Dataset rows
● ● ● ● ●

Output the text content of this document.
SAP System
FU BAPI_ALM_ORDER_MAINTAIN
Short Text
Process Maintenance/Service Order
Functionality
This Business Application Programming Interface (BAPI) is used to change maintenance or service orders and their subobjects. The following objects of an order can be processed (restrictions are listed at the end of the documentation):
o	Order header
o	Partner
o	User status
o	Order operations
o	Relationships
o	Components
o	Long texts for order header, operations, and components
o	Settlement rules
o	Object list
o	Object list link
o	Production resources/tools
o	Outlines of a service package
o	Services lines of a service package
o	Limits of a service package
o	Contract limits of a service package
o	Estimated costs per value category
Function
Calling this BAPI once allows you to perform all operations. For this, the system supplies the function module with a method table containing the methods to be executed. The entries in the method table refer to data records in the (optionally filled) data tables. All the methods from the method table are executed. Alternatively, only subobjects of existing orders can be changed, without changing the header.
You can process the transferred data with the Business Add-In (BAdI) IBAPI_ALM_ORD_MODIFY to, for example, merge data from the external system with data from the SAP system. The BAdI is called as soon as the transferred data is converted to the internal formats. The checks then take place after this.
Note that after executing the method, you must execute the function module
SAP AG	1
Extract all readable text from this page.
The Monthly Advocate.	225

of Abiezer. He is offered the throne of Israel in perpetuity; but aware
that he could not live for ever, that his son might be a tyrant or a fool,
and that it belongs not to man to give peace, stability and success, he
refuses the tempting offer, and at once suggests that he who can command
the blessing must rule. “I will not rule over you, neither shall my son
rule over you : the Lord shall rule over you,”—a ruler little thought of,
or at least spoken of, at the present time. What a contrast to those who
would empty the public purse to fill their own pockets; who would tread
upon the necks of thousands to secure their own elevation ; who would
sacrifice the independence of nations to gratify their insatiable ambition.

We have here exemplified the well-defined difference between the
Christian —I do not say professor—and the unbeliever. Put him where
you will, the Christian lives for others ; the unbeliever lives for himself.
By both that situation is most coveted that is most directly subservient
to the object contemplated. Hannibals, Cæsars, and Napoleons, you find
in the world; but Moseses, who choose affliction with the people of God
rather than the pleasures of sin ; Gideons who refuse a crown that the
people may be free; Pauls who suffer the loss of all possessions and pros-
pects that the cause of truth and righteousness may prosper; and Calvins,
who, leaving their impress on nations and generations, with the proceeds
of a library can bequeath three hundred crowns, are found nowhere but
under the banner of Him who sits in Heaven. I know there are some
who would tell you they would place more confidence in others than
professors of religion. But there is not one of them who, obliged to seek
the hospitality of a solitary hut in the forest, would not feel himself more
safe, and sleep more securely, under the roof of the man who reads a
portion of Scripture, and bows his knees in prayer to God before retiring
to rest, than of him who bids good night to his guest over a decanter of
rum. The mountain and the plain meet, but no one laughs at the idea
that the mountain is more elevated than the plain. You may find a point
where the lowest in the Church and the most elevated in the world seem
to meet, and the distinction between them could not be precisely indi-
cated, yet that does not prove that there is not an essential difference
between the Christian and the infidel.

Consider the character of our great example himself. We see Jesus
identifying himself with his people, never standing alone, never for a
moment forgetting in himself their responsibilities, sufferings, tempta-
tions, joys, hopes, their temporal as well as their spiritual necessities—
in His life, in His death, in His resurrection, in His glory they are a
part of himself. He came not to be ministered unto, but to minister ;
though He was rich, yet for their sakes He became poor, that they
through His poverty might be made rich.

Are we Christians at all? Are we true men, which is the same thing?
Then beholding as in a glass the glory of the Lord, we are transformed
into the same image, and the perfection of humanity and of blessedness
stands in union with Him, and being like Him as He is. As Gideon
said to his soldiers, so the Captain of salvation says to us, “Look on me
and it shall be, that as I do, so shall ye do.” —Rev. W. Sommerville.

● ● ● ● ●

Given exercise
In the entries above, find each line with the word "Lord" and show it.

Problem solution
rule over you : the Lord shall rule over you,”—a ruler little thought of,
Then beholding as in a glass the glory of the Lord, we are transformed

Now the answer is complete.